▼▼▼

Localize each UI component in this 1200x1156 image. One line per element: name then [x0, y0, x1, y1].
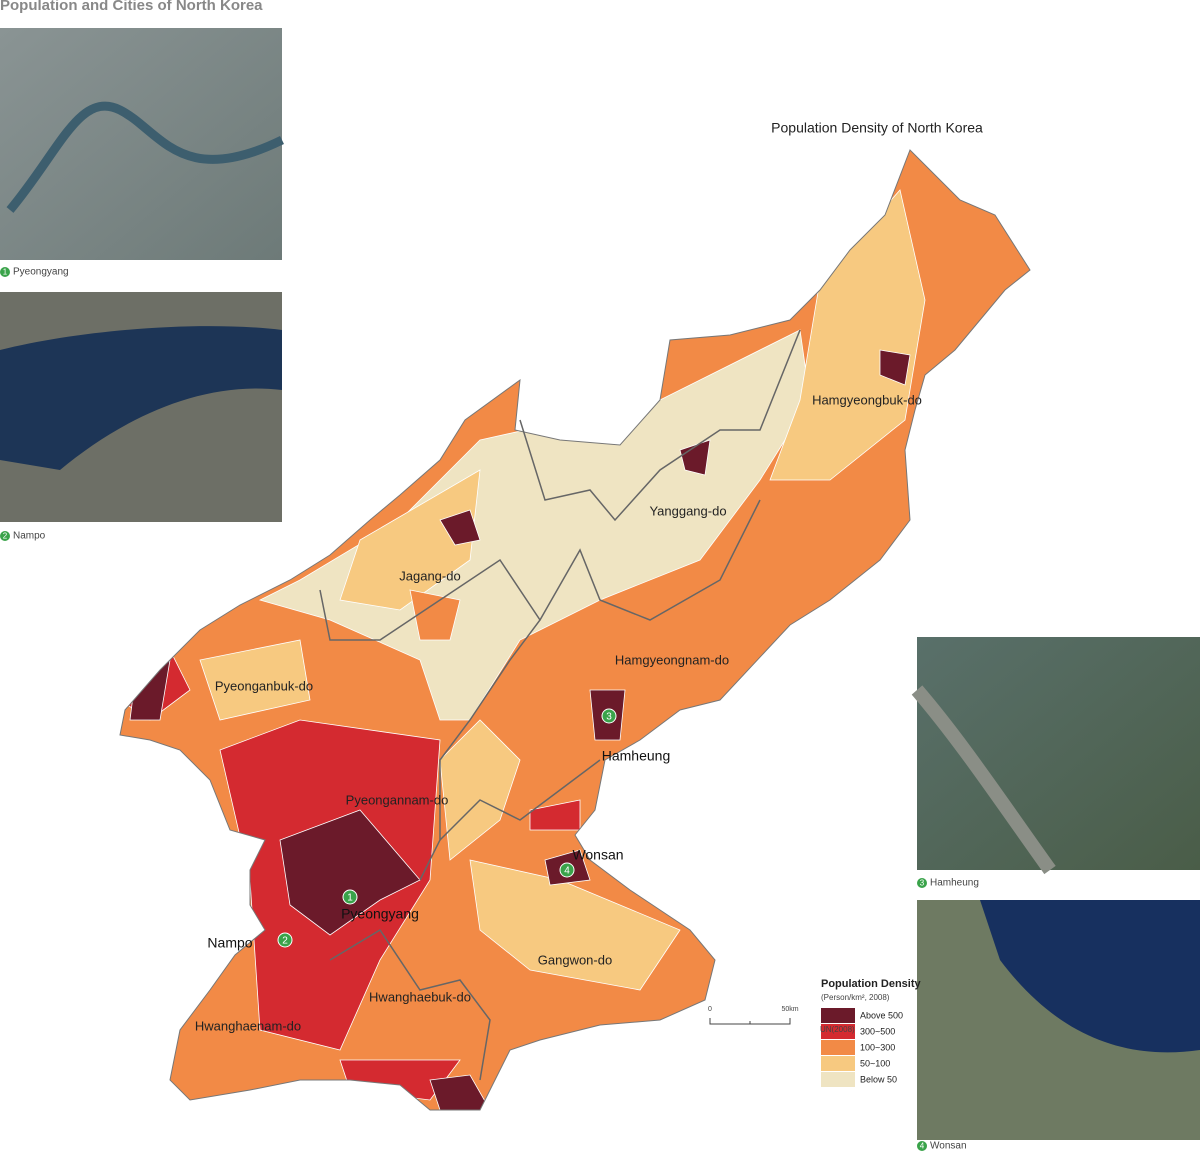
density-zone: [439, 719, 521, 861]
density-zone: [279, 809, 421, 936]
province-label: Pyeonganbuk-do: [215, 678, 313, 693]
city-label: Hamheung: [602, 748, 671, 764]
density-zone: [339, 469, 481, 611]
city-marker: [277, 932, 293, 948]
legend-swatch: [821, 1056, 855, 1071]
photo-caption: Hamheung: [930, 878, 979, 889]
legend-swatch: [821, 1072, 855, 1087]
caption-badge: [917, 878, 927, 888]
caption-number: 1: [3, 268, 8, 277]
caption-number: 4: [920, 1142, 925, 1151]
city-label: Wonsan: [572, 847, 623, 863]
caption-number: 3: [920, 879, 925, 888]
photo-caption: Nampo: [13, 531, 46, 542]
scale-label: 0: [708, 1006, 712, 1013]
caption-number: 2: [3, 532, 8, 541]
province-label: Pyeongannam-do: [346, 792, 449, 807]
city-marker: [342, 889, 358, 905]
province-label: Hamgyeongbuk-do: [812, 392, 922, 407]
density-zone: [439, 509, 481, 546]
density-zone: [769, 189, 926, 481]
density-zone: [429, 1074, 491, 1110]
legend-swatch: [821, 1008, 855, 1023]
legend-title: Population Density: [821, 978, 922, 990]
map-title: Population Density of North Korea: [771, 120, 983, 136]
caption-badge: [917, 1141, 927, 1151]
province-label: Hwanghaenam-do: [195, 1018, 301, 1033]
photo-caption: Pyeongyang: [13, 267, 69, 278]
photo-pyeongyang: [0, 28, 284, 260]
photo-caption: Wonsan: [930, 1141, 967, 1151]
page-title: Population and Cities of North Korea: [0, 0, 263, 14]
legend-swatch: [821, 1024, 855, 1039]
density-zone: [258, 329, 811, 721]
photo-hamheung: [911, 637, 1200, 875]
city-marker: [601, 708, 617, 724]
legend-label: Below 50: [860, 1074, 897, 1084]
legend-unit: (Person/km², 2008): [821, 993, 890, 1002]
density-zone: [409, 589, 461, 641]
legend-label: 50~100: [860, 1058, 890, 1068]
province-label: Gangwon-do: [538, 952, 612, 967]
city-marker: [559, 862, 575, 878]
scale-label: 50km: [781, 1006, 798, 1013]
province-label: Hwanghaebuk-do: [369, 989, 471, 1004]
source: UN(2008): [820, 1025, 855, 1034]
density-zone: [199, 639, 311, 721]
province-label: Jagang-do: [399, 568, 460, 583]
photo-nampo: [0, 292, 282, 522]
city-number: 4: [564, 866, 570, 877]
city-label: Pyeongyang: [341, 906, 419, 922]
city-number: 3: [606, 712, 612, 723]
legend-label: 300~500: [860, 1026, 895, 1036]
caption-badge: [0, 531, 10, 541]
city-number: 2: [282, 936, 288, 947]
caption-badge: [0, 267, 10, 277]
photo-wonsan: [917, 900, 1200, 1140]
density-zone: [879, 349, 911, 386]
legend-label: Above 500: [860, 1010, 903, 1020]
province-label: Hamgyeongnam-do: [615, 652, 729, 667]
city-label: Nampo: [207, 935, 252, 951]
legend-swatch: [821, 1040, 855, 1055]
province-label: Yanggang-do: [649, 503, 726, 518]
city-number: 1: [347, 893, 353, 904]
legend-label: 100~300: [860, 1042, 895, 1052]
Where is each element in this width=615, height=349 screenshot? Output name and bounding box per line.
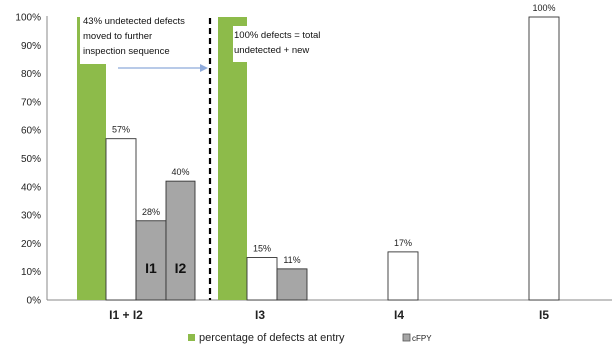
bar-data-label: 11% xyxy=(283,255,300,265)
legend-label-cfpy: cFPY xyxy=(412,334,432,343)
bar-cfpy xyxy=(135,220,167,301)
bar-data-label: 17% xyxy=(394,238,412,248)
y-tick-label: 90% xyxy=(21,41,41,52)
bar-data-label: 15% xyxy=(253,244,271,254)
category-labels: I1 + I2 I3 I4 I5 xyxy=(109,308,549,322)
annotation-note-2: 100% defects = total undetected + new xyxy=(234,30,323,56)
legend-label-defects: percentage of defects at entry xyxy=(199,332,345,344)
bar-inner-label: I2 xyxy=(175,260,187,276)
x-category-label: I5 xyxy=(539,308,549,322)
legend-swatch-defects xyxy=(188,334,195,341)
bar-cfpy xyxy=(165,180,196,301)
y-tick-label: 100% xyxy=(15,13,41,24)
legend-swatch-cfpy xyxy=(402,333,411,342)
legend: percentage of defects at entry cFPY xyxy=(188,332,432,344)
x-category-label: I3 xyxy=(255,308,265,322)
data-labels: 57% 28% I1 40% I2 15% 11% 17% 100% xyxy=(112,3,556,276)
bar-data-label: 40% xyxy=(171,167,189,177)
bar-defects-at-entry xyxy=(77,17,106,300)
annotation-box-2 xyxy=(233,26,333,62)
bar-data-label: 28% xyxy=(142,207,160,217)
y-tick-label: 20% xyxy=(21,239,41,250)
y-tick-label: 0% xyxy=(27,296,42,307)
x-category-label: I4 xyxy=(394,308,404,322)
bar-inner-label: I1 xyxy=(145,260,157,276)
annotation-box-1 xyxy=(80,14,208,64)
bar-remaining xyxy=(105,138,137,301)
bars xyxy=(77,16,560,301)
y-tick-labels: 0% 10% 20% 30% 40% 50% 60% 70% 80% 90% 100% xyxy=(15,13,41,307)
y-tick-label: 40% xyxy=(21,182,41,193)
bar-remaining xyxy=(387,251,419,301)
y-tick-label: 80% xyxy=(21,69,41,80)
y-tick-label: 50% xyxy=(21,154,41,165)
y-tick-label: 60% xyxy=(21,126,41,137)
y-tick-label: 10% xyxy=(21,267,41,278)
y-tick-label: 30% xyxy=(21,211,41,222)
bar-cfpy xyxy=(276,268,308,301)
x-category-label: I1 + I2 xyxy=(109,308,143,322)
bar-remaining xyxy=(528,16,560,301)
bar-data-label: 57% xyxy=(112,125,130,135)
annotation-note-1: 43% undetected defects moved to further … xyxy=(83,16,188,57)
bar-data-label: 100% xyxy=(532,3,555,13)
bar-defects-at-entry xyxy=(218,17,247,300)
bar-remaining xyxy=(246,257,278,301)
y-tick-label: 70% xyxy=(21,97,41,108)
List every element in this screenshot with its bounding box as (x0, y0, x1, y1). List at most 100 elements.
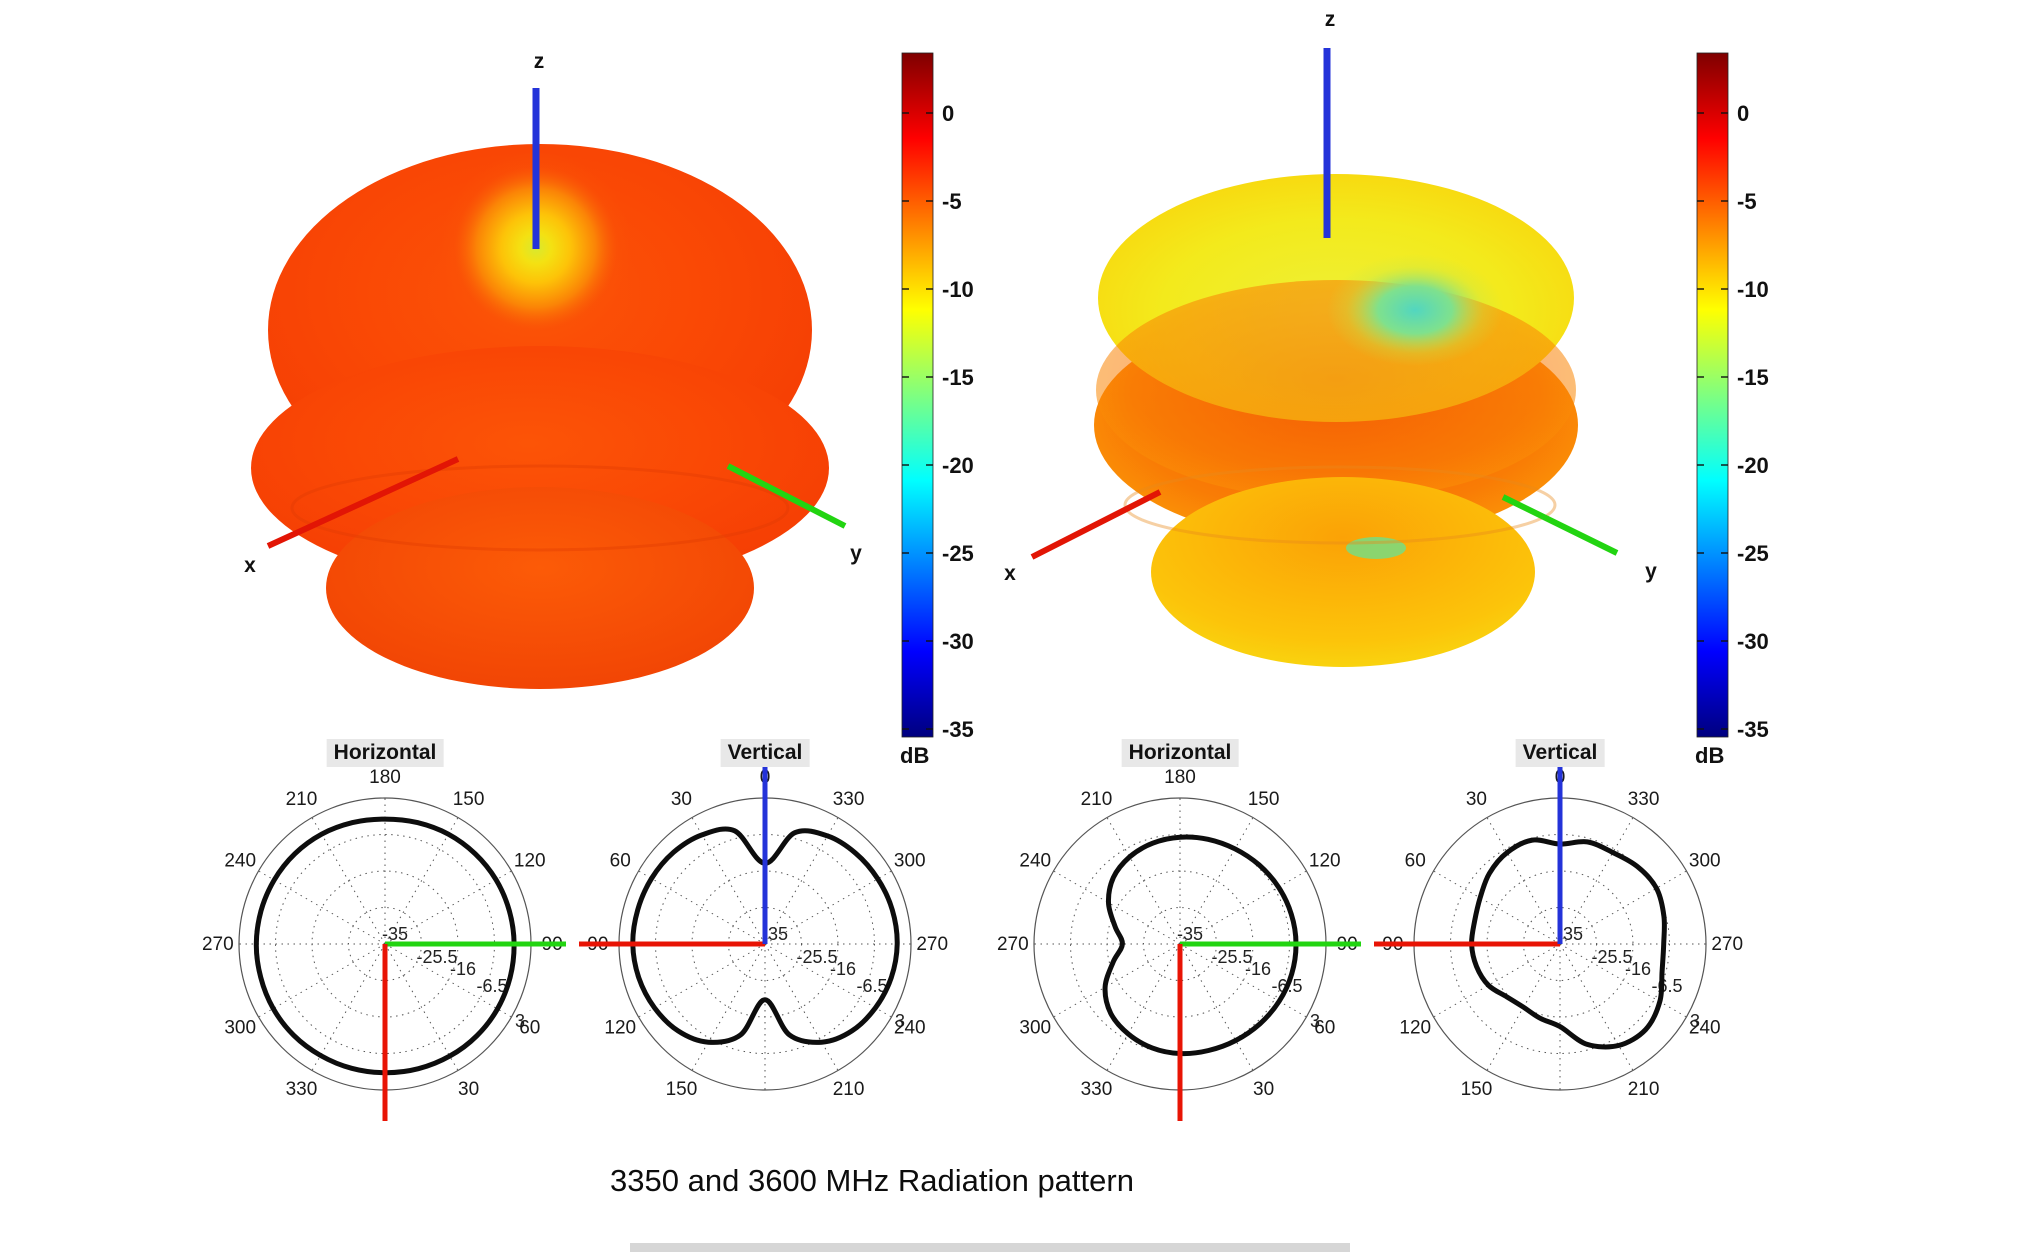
radial-tick-label: -35 (382, 924, 408, 944)
angle-tick-label: 330 (1628, 789, 1660, 810)
radiation-pattern-curve (630, 826, 900, 1045)
polar-grid-spoke (1559, 943, 1687, 1018)
radial-tick-label: -25.5 (416, 947, 457, 967)
polar-grid-spoke (1559, 817, 1634, 945)
radial-tick-label: -6.5 (856, 976, 887, 996)
polar-grid-spoke (764, 870, 892, 945)
colorbar-3600: 0 -5 -10 -15 -20 -25 -30 -35 dB (1695, 52, 1769, 768)
colorbar-tick-label: -15 (1737, 365, 1769, 390)
angle-tick-label: 240 (1689, 1018, 1721, 1039)
colorbars: 0 -5 -10 -15 -20 -25 -30 -35 dB 0 -5 -10 -15 -20 -25 -3… (900, 52, 1769, 768)
polar-plots: -35-25.5-16-6.53306090120150180210240270… (202, 763, 1743, 1121)
colorbar-tick-label: -5 (942, 189, 962, 214)
radial-tick-label: -6.5 (1651, 976, 1682, 996)
colorbar-tick-label: -20 (1737, 453, 1769, 478)
polar-grid-spoke (1559, 870, 1687, 945)
angle-tick-label: 60 (1314, 1018, 1335, 1039)
colorbar-tick-label: -25 (942, 541, 974, 566)
colorbar-gradient (1696, 52, 1729, 738)
colorbar-3350: 0 -5 -10 -15 -20 -25 -30 -35 dB (900, 52, 974, 768)
blob-3600-crease (1123, 465, 1557, 545)
polar-grid-circle (655, 834, 875, 1054)
angle-tick-label: 270 (202, 934, 234, 955)
z-axis-label: z (534, 50, 545, 73)
polar-grid-spoke (1106, 943, 1181, 1071)
radial-tick-label: 3 (1690, 1011, 1700, 1031)
polar-vertical-3350: -35-25.5-16-6.53030609012015021024027030… (579, 763, 948, 1100)
blob-3600-bottom-lobe (1151, 477, 1535, 667)
colorbar-tick-label: 0 (1737, 101, 1749, 126)
angle-tick-label: 330 (286, 1079, 318, 1100)
polar-grid-spoke (258, 943, 386, 1018)
radial-tick-label: -35 (1557, 924, 1583, 944)
radial-tick-label: 3 (515, 1011, 525, 1031)
radiation-blob-3600 (1094, 174, 1578, 667)
angle-tick-label: 60 (610, 850, 631, 871)
angle-tick-label: 210 (1081, 789, 1113, 810)
angle-tick-label: 120 (1399, 1018, 1431, 1039)
angle-tick-label: 300 (224, 1018, 256, 1039)
angle-tick-label: 30 (1253, 1079, 1274, 1100)
polar-grid-spoke (1053, 870, 1181, 945)
colorbar-unit-label: dB (900, 743, 929, 768)
axes-3600: z x y (1004, 8, 1657, 585)
radial-tick-label: -16 (1625, 959, 1651, 979)
angle-tick-label: 120 (514, 850, 546, 871)
colorbar-tick-label: -10 (942, 277, 974, 302)
angle-tick-label: 150 (666, 1079, 698, 1100)
axes-3350: z x y (244, 50, 862, 577)
x-axis-line (266, 456, 460, 549)
polar-horizontal-3600: -35-25.5-16-6.53306090120150180210240270… (997, 767, 1361, 1121)
polar-grid-spoke (1559, 943, 1634, 1071)
x-axis-label: x (244, 554, 256, 577)
polar-grid-spoke (638, 870, 766, 945)
angle-tick-label: 180 (1164, 767, 1196, 788)
polar-grid-spoke (1179, 943, 1254, 1071)
colorbar-gradient (901, 52, 934, 738)
angle-tick-label: 210 (1628, 1079, 1660, 1100)
colorbar-tick-label: -10 (1737, 277, 1769, 302)
polar-grid-spoke (1106, 817, 1181, 945)
polar-grid-spoke (384, 943, 512, 1018)
radial-tick-label: -16 (1245, 959, 1271, 979)
colorbar-tick-label: -35 (942, 717, 974, 742)
polar-grid-spoke (1179, 817, 1254, 945)
blob-3350-bottom-lobe (326, 487, 754, 689)
radial-tick-label: -35 (762, 924, 788, 944)
z-axis-label: z (1325, 8, 1336, 31)
radiation-pattern-curve (253, 816, 517, 1076)
colorbar-tick-label: -30 (942, 629, 974, 654)
y-axis-label: y (1645, 560, 1657, 583)
polar-title-horizontal-3600: Horizontal (1121, 739, 1239, 767)
angle-tick-label: 120 (1309, 850, 1341, 871)
polar-grid-spoke (311, 943, 386, 1071)
polar-grid-spoke (691, 817, 766, 945)
colorbar-tick-label: 0 (942, 101, 954, 126)
polar-grid-spoke (384, 817, 459, 945)
polar-grid-circle (1450, 834, 1670, 1054)
polar-title-horizontal-3350: Horizontal (326, 739, 444, 767)
angle-tick-label: 210 (833, 1079, 865, 1100)
polar-grid-spoke (1053, 943, 1181, 1018)
x-axis-line (1030, 489, 1162, 560)
blob-3350-crease (290, 464, 790, 552)
colorbar-tick-label: -35 (1737, 717, 1769, 742)
polar-title-vertical-3600: Vertical (1515, 739, 1605, 767)
angle-tick-label: 150 (1248, 789, 1280, 810)
radial-tick-label: -25.5 (1591, 947, 1632, 967)
angle-tick-label: 300 (894, 850, 926, 871)
colorbar-unit-label: dB (1695, 743, 1724, 768)
polar-grid-spoke (311, 817, 386, 945)
polar-grid-spoke (1433, 943, 1561, 1018)
y-axis-line (1501, 494, 1619, 556)
colorbar-tick-label: -25 (1737, 541, 1769, 566)
radial-tick-label: -16 (830, 959, 856, 979)
angle-tick-label: 240 (894, 1018, 926, 1039)
y-axis-label: y (850, 542, 862, 565)
angle-tick-label: 150 (1461, 1079, 1493, 1100)
radial-tick-label: -25.5 (796, 947, 837, 967)
polar-grid-spoke (764, 943, 892, 1018)
polar-vertical-3600: -35-25.5-16-6.53030609012015021024027030… (1374, 763, 1743, 1100)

▲▲▲

◆ PROMPT ◆
Copy out everything from the line containing "radial-tick-label: -35 (382, 924, 408, 944)" down to the line containing "angle-tick-label: 30 (1253, 1079, 1274, 1100)", keeping each line exactly as it stands in the records, both end lines included.

◆ EXERCISE RESPONSE ◆
radial-tick-label: -35 (382, 924, 408, 944)
angle-tick-label: 330 (1628, 789, 1660, 810)
radiation-pattern-curve (630, 826, 900, 1045)
polar-grid-spoke (1559, 943, 1687, 1018)
radial-tick-label: -25.5 (416, 947, 457, 967)
polar-grid-spoke (1559, 817, 1634, 945)
radial-tick-label: -6.5 (856, 976, 887, 996)
polar-grid-spoke (764, 870, 892, 945)
colorbar-3600: 0 -5 -10 -15 -20 -25 -30 -35 dB (1695, 52, 1769, 768)
colorbar-tick-label: -15 (1737, 365, 1769, 390)
angle-tick-label: 240 (1689, 1018, 1721, 1039)
colorbars: 0 -5 -10 -15 -20 -25 -30 -35 dB 0 -5 -10 -15 -20 -25 -3… (900, 52, 1769, 768)
polar-plots: -35-25.5-16-6.53306090120150180210240270… (202, 763, 1743, 1121)
colorbar-tick-label: -5 (942, 189, 962, 214)
radial-tick-label: -6.5 (1651, 976, 1682, 996)
colorbar-tick-label: -20 (1737, 453, 1769, 478)
polar-grid-spoke (1559, 870, 1687, 945)
angle-tick-label: 60 (1314, 1018, 1335, 1039)
colorbar-tick-label: -25 (942, 541, 974, 566)
colorbar-gradient (1696, 52, 1729, 738)
colorbar-3350: 0 -5 -10 -15 -20 -25 -30 -35 dB (900, 52, 974, 768)
blob-3600-crease (1123, 465, 1557, 545)
polar-grid-circle (655, 834, 875, 1054)
angle-tick-label: 270 (202, 934, 234, 955)
z-axis-label: z (534, 50, 545, 73)
polar-grid-spoke (1106, 943, 1181, 1071)
radial-tick-label: 3 (1690, 1011, 1700, 1031)
polar-vertical-3350: -35-25.5-16-6.53030609012015021024027030… (579, 763, 948, 1100)
blob-3600-bottom-lobe (1151, 477, 1535, 667)
colorbar-tick-label: 0 (1737, 101, 1749, 126)
angle-tick-label: 330 (286, 1079, 318, 1100)
polar-grid-spoke (258, 943, 386, 1018)
radial-tick-label: -35 (1557, 924, 1583, 944)
radial-tick-label: 3 (515, 1011, 525, 1031)
radiation-blob-3600 (1094, 174, 1578, 667)
angle-tick-label: 60 (610, 850, 631, 871)
angle-tick-label: 210 (1081, 789, 1113, 810)
angle-tick-label: 120 (1399, 1018, 1431, 1039)
angle-tick-label: 300 (224, 1018, 256, 1039)
angle-tick-label: 30 (1253, 1079, 1274, 1100)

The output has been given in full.